**Exercise:** Transcribe the material verbatim in full; the pictures do not belong in the copy.
◇ ◇ ◇ ◇ ◇
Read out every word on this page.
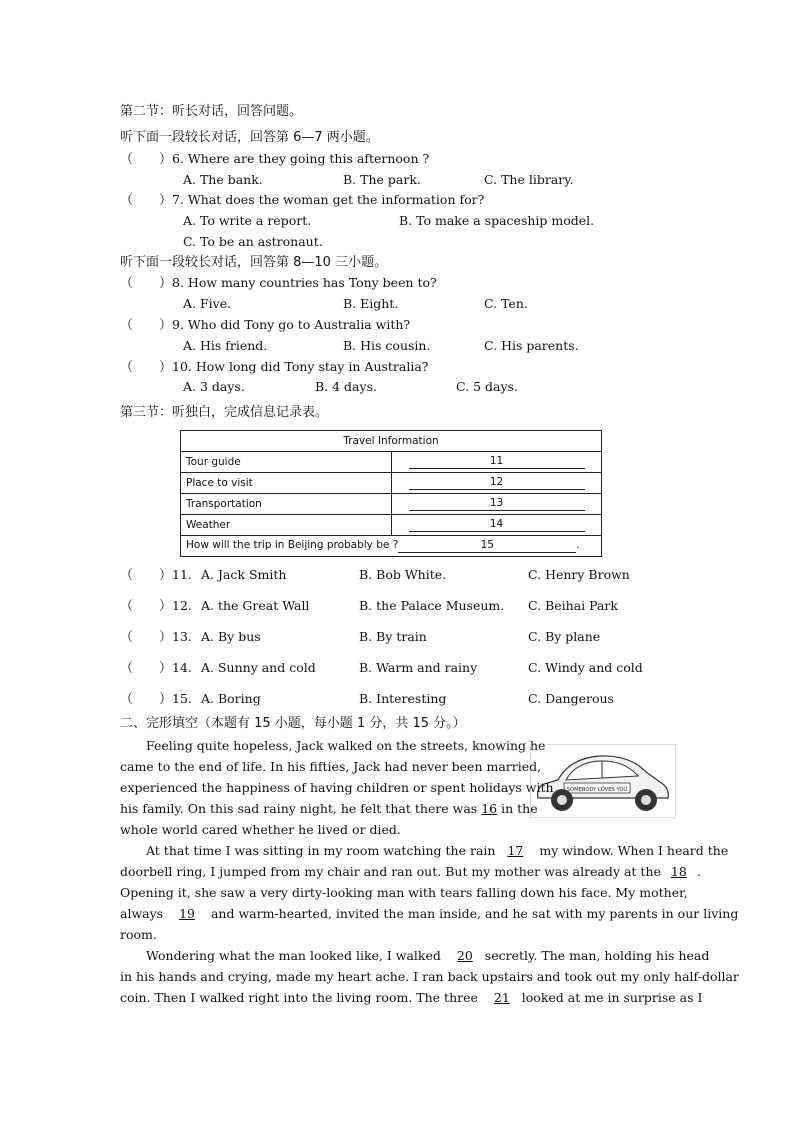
第二节：听长对话，回答问题。
听下面一段较长对话，回答第 6—7 两小题。
（　　）6. Where are they going this afternoon ?
A. The bank.	B. The park.	C. The library.
（　　）7. What does the woman get the information for?
A. To write a report.	B. To make a spaceship model.
C. To be an astronaut.
听下面一段较长对话，回答第 8—10 三小题。
（　　）8. How many countries has Tony been to?
A. Five.	B. Eight.	C. Ten.
（　　）9. Who did Tony go to Australia with?
A. His friend.	B. His cousin.	C. His parents.
（　　）10. How long did Tony stay in Australia?
A. 3 days.	B. 4 days.	C. 5 days.
第三节：听独白，完成信息记录表。
Travel Information	
Tour guide	11
Place to visit	12
Transportation	13
Weather	14
How will the trip in Beijing probably be ? 15 .	
（　　）11. A. Jack Smith	B. Bob White.	C. Henry Brown
（　　）12. A. the Great Wall	B. the Palace Museum. C. Beihai Park
（　　）13. A. By bus	B. By train	C. By plane
（　　）14. A. Sunny and cold	B. Warm and rainy	C. Windy and cold
（　　）15. A. Boring	B. Interesting	C. Dangerous
二、完形填空（本题有 15 小题，每小题 1 分，共 15 分。）
SOMEBODY LOVES YOU
Feeling quite hopeless, Jack walked on the streets, knowing he
came to the end of life. In his fifties, Jack had never been married,
experienced the happiness of having children or spent holidays with
his family. On this sad rainy night, he felt that there was 16 in the
whole world cared whether he lived or died.
At that time I was sitting in my room watching the rain 17 my window. When I heard the
doorbell ring, I jumped from my chair and ran out. But my mother was already at the 18 .
Opening it, she saw a very dirty-looking man with tears falling down his face. My mother,
always 19 and warm-hearted, invited the man inside, and he sat with my parents in our living
room.
Wondering what the man looked like, I walked 20 secretly. The man, holding his head
in his hands and crying, made my heart ache. I ran back upstairs and took out my only half-dollar
coin. Then I walked right into the living room. The three 21 looked at me in surprise as I
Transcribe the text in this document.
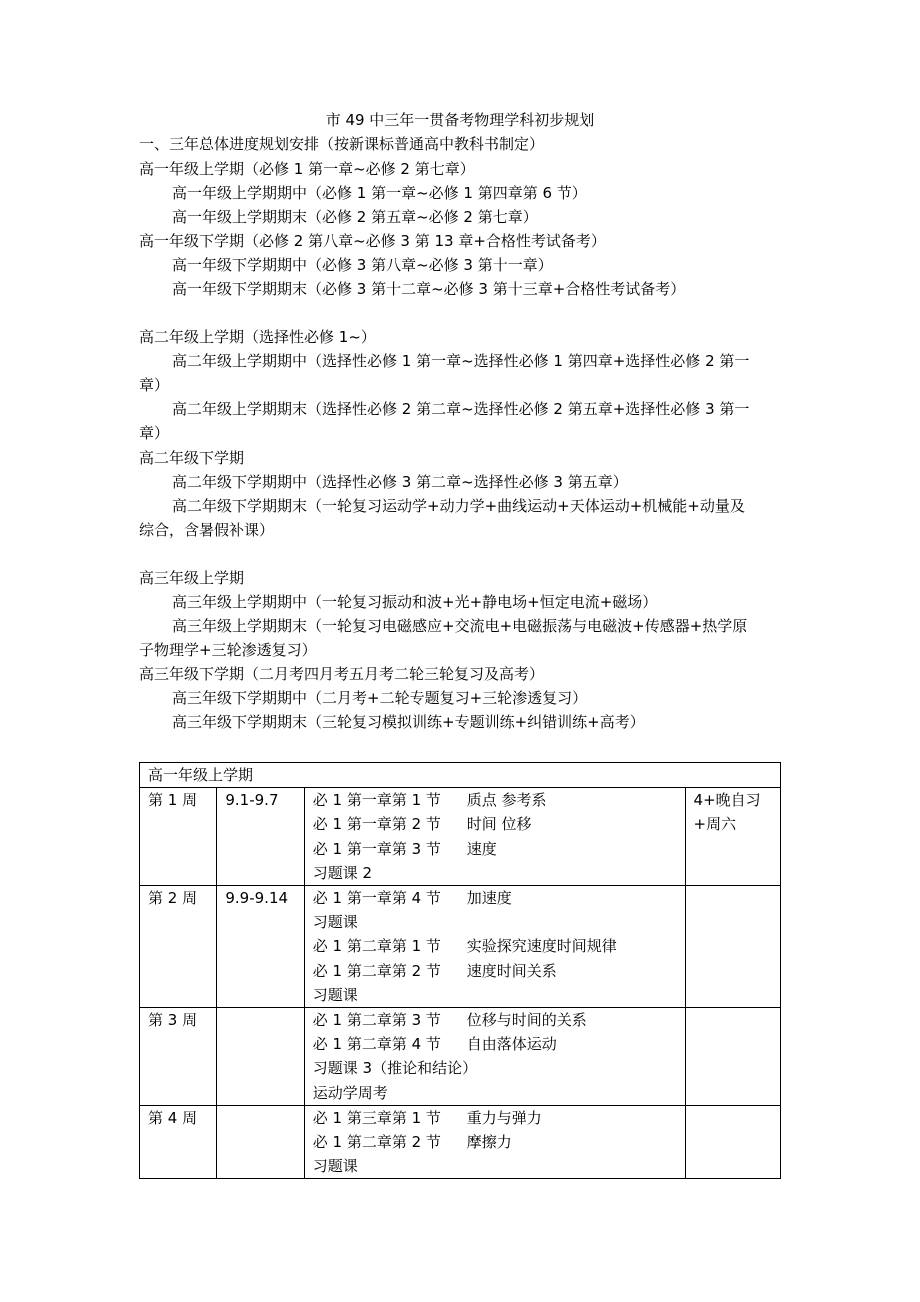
市 49 中三年一贯备考物理学科初步规划
一、三年总体进度规划安排（按新课标普通高中教科书制定）
高一年级上学期（必修 1 第一章~必修 2 第七章）
高一年级上学期期中（必修 1 第一章~必修 1 第四章第 6 节）
高一年级上学期期末（必修 2 第五章~必修 2 第七章）
高一年级下学期（必修 2 第八章~必修 3 第 13 章+合格性考试备考）
高一年级下学期期中（必修 3 第八章~必修 3 第十一章）
高一年级下学期期末（必修 3 第十二章~必修 3 第十三章+合格性考试备考）
高二年级上学期（选择性必修 1~）
高二年级上学期期中（选择性必修 1 第一章~选择性必修 1 第四章+选择性必修 2 第一
章）
高二年级上学期期末（选择性必修 2 第二章~选择性必修 2 第五章+选择性必修 3 第一
章）
高二年级下学期
高二年级下学期期中（选择性必修 3 第二章~选择性必修 3 第五章）
高二年级下学期期末（一轮复习运动学+动力学+曲线运动+天体运动+机械能+动量及
综合，含暑假补课）
高三年级上学期
高三年级上学期期中（一轮复习振动和波+光+静电场+恒定电流+磁场）
高三年级上学期期末（一轮复习电磁感应+交流电+电磁振荡与电磁波+传感器+热学原
子物理学+三轮渗透复习）
高三年级下学期（二月考四月考五月考二轮三轮复习及高考）
高三年级下学期期中（二月考+二轮专题复习+三轮渗透复习）
高三年级下学期期末（三轮复习模拟训练+专题训练+纠错训练+高考）
高一年级上学期			
第 1 周	9.1-9.7	必 1 第一章第 1 节 质点 参考系
必 1 第一章第 2 节 时间 位移
必 1 第一章第 3 节 速度
习题课 2	4+晚自习+周六
第 2 周	9.9-9.14	必 1 第一章第 4 节 加速度
习题课
必 1 第二章第 1 节 实验探究速度时间规律
必 1 第二章第 2 节 速度时间关系
习题课	

第 3 周		必 1 第二章第 3 节 位移与时间的关系
必 1 第二章第 4 节 自由落体运动
习题课 3（推论和结论）
运动学周考	

第 4 周		必 1 第三章第 1 节 重力与弹力
必 1 第二章第 2 节 摩擦力
习题课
◇ ◇ ◇ ◇ ◇
**Answer to this task:**
Read out every word on this page.
第二节：听长对话，回答问题。
听下面一段较长对话，回答第 6—7 两小题。
（　　）6. Where are they going this afternoon ?
A. The bank.	B. The park.	C. The library.
（　　）7. What does the woman get the information for?
A. To write a report.	B. To make a spaceship model.
C. To be an astronaut.
听下面一段较长对话，回答第 8—10 三小题。
（　　）8. How many countries has Tony been to?
A. Five.	B. Eight.	C. Ten.
（　　）9. Who did Tony go to Australia with?
A. His friend.	B. His cousin.	C. His parents.
（　　）10. How long did Tony stay in Australia?
A. 3 days.	B. 4 days.	C. 5 days.
第三节：听独白，完成信息记录表。
Travel Information	
Tour guide	11
Place to visit	12
Transportation	13
Weather	14
How will the trip in Beijing probably be ? 15 .	
（　　）11. A. Jack Smith	B. Bob White.	C. Henry Brown
（　　）12. A. the Great Wall	B. the Palace Museum. C. Beihai Park
（　　）13. A. By bus	B. By train	C. By plane
（　　）14. A. Sunny and cold	B. Warm and rainy	C. Windy and cold
（　　）15. A. Boring	B. Interesting	C. Dangerous
二、完形填空（本题有 15 小题，每小题 1 分，共 15 分。）
SOMEBODY LOVES YOU
Feeling quite hopeless, Jack walked on the streets, knowing he
came to the end of life. In his fifties, Jack had never been married,
experienced the happiness of having children or spent holidays with
his family. On this sad rainy night, he felt that there was 16 in the
whole world cared whether he lived or died.
At that time I was sitting in my room watching the rain 17 my window. When I heard the
doorbell ring, I jumped from my chair and ran out. But my mother was already at the 18 .
Opening it, she saw a very dirty-looking man with tears falling down his face. My mother,
always 19 and warm-hearted, invited the man inside, and he sat with my parents in our living
room.
Wondering what the man looked like, I walked 20 secretly. The man, holding his head
in his hands and crying, made my heart ache. I ran back upstairs and took out my only half-dollar
coin. Then I walked right into the living room. The three 21 looked at me in surprise as I
Transcribe the text in this document.
市 49 中三年一贯备考物理学科初步规划
一、三年总体进度规划安排（按新课标普通高中教科书制定）
高一年级上学期（必修 1 第一章~必修 2 第七章）
高一年级上学期期中（必修 1 第一章~必修 1 第四章第 6 节）
高一年级上学期期末（必修 2 第五章~必修 2 第七章）
高一年级下学期（必修 2 第八章~必修 3 第 13 章+合格性考试备考）
高一年级下学期期中（必修 3 第八章~必修 3 第十一章）
高一年级下学期期末（必修 3 第十二章~必修 3 第十三章+合格性考试备考）
高二年级上学期（选择性必修 1~）
高二年级上学期期中（选择性必修 1 第一章~选择性必修 1 第四章+选择性必修 2 第一
章）
高二年级上学期期末（选择性必修 2 第二章~选择性必修 2 第五章+选择性必修 3 第一
章）
高二年级下学期
高二年级下学期期中（选择性必修 3 第二章~选择性必修 3 第五章）
高二年级下学期期末（一轮复习运动学+动力学+曲线运动+天体运动+机械能+动量及
综合，含暑假补课）
高三年级上学期
高三年级上学期期中（一轮复习振动和波+光+静电场+恒定电流+磁场）
高三年级上学期期末（一轮复习电磁感应+交流电+电磁振荡与电磁波+传感器+热学原
子物理学+三轮渗透复习）
高三年级下学期（二月考四月考五月考二轮三轮复习及高考）
高三年级下学期期中（二月考+二轮专题复习+三轮渗透复习）
高三年级下学期期末（三轮复习模拟训练+专题训练+纠错训练+高考）
高一年级上学期			
第 1 周	9.1-9.7	必 1 第一章第 1 节 质点 参考系
必 1 第一章第 2 节 时间 位移
必 1 第一章第 3 节 速度
习题课 2	4+晚自习+周六
第 2 周	9.9-9.14	必 1 第一章第 4 节 加速度
习题课
必 1 第二章第 1 节 实验探究速度时间规律
必 1 第二章第 2 节 速度时间关系
习题课	

第 3 周		必 1 第二章第 3 节 位移与时间的关系
必 1 第二章第 4 节 自由落体运动
习题课 3（推论和结论）
运动学周考	

第 4 周		必 1 第三章第 1 节 重力与弹力
必 1 第二章第 2 节 摩擦力
习题课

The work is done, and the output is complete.